> [Brief] For each line of the data below that holds "party", copy the line.

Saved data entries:
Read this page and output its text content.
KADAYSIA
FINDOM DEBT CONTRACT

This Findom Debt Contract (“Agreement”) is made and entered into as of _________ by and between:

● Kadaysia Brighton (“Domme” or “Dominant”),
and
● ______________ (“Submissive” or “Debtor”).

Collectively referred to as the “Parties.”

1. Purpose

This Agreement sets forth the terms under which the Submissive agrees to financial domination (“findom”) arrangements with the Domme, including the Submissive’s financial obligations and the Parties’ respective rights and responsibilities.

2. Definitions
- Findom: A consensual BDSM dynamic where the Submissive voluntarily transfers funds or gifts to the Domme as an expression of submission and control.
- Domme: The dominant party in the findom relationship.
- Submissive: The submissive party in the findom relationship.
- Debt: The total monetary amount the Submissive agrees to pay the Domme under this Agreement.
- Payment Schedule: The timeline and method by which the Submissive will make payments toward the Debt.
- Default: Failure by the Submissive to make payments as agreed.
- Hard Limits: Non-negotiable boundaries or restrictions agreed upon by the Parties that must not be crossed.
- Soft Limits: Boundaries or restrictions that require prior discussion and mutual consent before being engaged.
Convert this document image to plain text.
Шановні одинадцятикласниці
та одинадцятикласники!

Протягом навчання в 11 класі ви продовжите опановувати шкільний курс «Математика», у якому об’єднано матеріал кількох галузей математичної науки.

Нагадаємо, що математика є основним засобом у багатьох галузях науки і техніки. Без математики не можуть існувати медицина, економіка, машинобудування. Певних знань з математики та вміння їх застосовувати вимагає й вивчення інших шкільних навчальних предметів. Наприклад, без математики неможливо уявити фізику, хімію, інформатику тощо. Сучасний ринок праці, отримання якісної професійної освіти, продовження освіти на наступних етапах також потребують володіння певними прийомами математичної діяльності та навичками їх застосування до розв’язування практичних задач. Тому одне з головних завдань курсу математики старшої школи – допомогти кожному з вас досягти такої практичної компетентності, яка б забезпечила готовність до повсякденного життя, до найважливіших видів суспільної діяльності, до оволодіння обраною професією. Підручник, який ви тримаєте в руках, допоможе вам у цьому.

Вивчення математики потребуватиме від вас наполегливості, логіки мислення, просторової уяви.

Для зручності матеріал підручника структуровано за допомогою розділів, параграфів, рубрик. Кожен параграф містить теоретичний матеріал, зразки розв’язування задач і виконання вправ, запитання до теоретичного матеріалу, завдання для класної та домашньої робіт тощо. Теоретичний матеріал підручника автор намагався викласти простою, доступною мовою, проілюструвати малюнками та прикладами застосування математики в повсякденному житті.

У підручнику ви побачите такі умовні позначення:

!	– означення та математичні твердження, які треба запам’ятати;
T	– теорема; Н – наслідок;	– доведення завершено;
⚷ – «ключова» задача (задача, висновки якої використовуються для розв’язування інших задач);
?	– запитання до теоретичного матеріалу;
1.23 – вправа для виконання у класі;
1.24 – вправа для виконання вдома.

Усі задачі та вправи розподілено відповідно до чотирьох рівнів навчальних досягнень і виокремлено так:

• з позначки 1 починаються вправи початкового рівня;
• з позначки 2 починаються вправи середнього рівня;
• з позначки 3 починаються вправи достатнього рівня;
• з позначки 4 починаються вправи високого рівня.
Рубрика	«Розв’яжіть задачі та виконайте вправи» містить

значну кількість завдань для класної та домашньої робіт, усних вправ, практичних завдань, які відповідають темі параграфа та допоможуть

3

> [Reply]
- Domme: The dominant party in the findom relationship.
- Submissive: The submissive party in the findom relationship.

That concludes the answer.